--- START SUPPLIED ENTRIES ---
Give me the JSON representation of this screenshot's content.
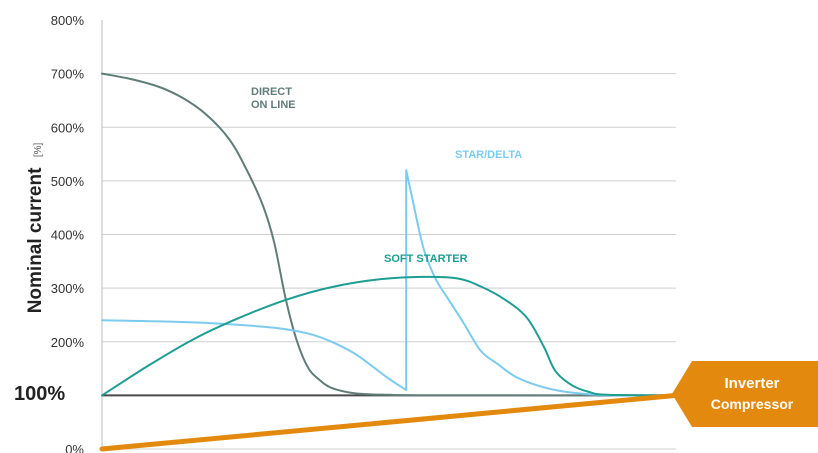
{
  "chart_data": {
    "type": "line",
    "title": "",
    "ylabel": "Nominal current",
    "ylabel_unit": "[%]",
    "xlabel": "",
    "ylim": [
      0,
      800
    ],
    "xlim": [
      0,
      100
    ],
    "yticks": [
      "0%",
      "100%",
      "200%",
      "300%",
      "400%",
      "500%",
      "600%",
      "700%",
      "800%"
    ],
    "grid": true,
    "reference_line": {
      "value": 100,
      "label": "100%"
    },
    "series": [
      {
        "name": "DIRECT ON LINE",
        "color": "#617d79",
        "points": [
          [
            0,
            700
          ],
          [
            5,
            690
          ],
          [
            10,
            675
          ],
          [
            14,
            655
          ],
          [
            18,
            625
          ],
          [
            22,
            580
          ],
          [
            25,
            525
          ],
          [
            28,
            455
          ],
          [
            30,
            385
          ],
          [
            32,
            280
          ],
          [
            34,
            200
          ],
          [
            36,
            150
          ],
          [
            38,
            128
          ],
          [
            40,
            114
          ],
          [
            44,
            104
          ],
          [
            50,
            101
          ],
          [
            60,
            100
          ],
          [
            100,
            100
          ]
        ]
      },
      {
        "name": "STAR/DELTA",
        "color": "#7ccbef",
        "points": [
          [
            0,
            240
          ],
          [
            10,
            238
          ],
          [
            20,
            234
          ],
          [
            30,
            226
          ],
          [
            36,
            215
          ],
          [
            40,
            200
          ],
          [
            44,
            178
          ],
          [
            47,
            155
          ],
          [
            50,
            131
          ],
          [
            53,
            110
          ],
          [
            53,
            520
          ],
          [
            54,
            470
          ],
          [
            56,
            375
          ],
          [
            58,
            320
          ],
          [
            60,
            285
          ],
          [
            63,
            235
          ],
          [
            66,
            183
          ],
          [
            69,
            158
          ],
          [
            72,
            135
          ],
          [
            76,
            118
          ],
          [
            80,
            108
          ],
          [
            85,
            102
          ],
          [
            90,
            100
          ],
          [
            100,
            100
          ]
        ]
      },
      {
        "name": "SOFT STARTER",
        "color": "#1e9e93",
        "points": [
          [
            0,
            100
          ],
          [
            8,
            155
          ],
          [
            16,
            205
          ],
          [
            24,
            245
          ],
          [
            32,
            278
          ],
          [
            40,
            302
          ],
          [
            48,
            316
          ],
          [
            56,
            321
          ],
          [
            62,
            318
          ],
          [
            66,
            303
          ],
          [
            70,
            280
          ],
          [
            74,
            245
          ],
          [
            77,
            190
          ],
          [
            79,
            145
          ],
          [
            82,
            118
          ],
          [
            85,
            106
          ],
          [
            88,
            101
          ],
          [
            100,
            100
          ]
        ]
      },
      {
        "name": "Inverter Compressor",
        "color": "#e3890e",
        "points": [
          [
            0,
            0
          ],
          [
            100,
            100
          ]
        ]
      }
    ],
    "annotations": [
      {
        "series": "DIRECT ON LINE",
        "lines": [
          "DIRECT",
          "ON LINE"
        ]
      },
      {
        "series": "STAR/DELTA",
        "lines": [
          "STAR/DELTA"
        ]
      },
      {
        "series": "SOFT STARTER",
        "lines": [
          "SOFT STARTER"
        ]
      },
      {
        "series": "Inverter Compressor",
        "lines": [
          "Inverter",
          "Compressor"
        ]
      }
    ]
  }
}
--- END SUPPLIED ENTRIES ---
**WORK TO COMPLETE**: All lines in the data that contain the word "DELTA" should be copied.

**THE COMPLETED TASK**:
        "name": "STAR/DELTA",
        "series": "STAR/DELTA",
          "STAR/DELTA"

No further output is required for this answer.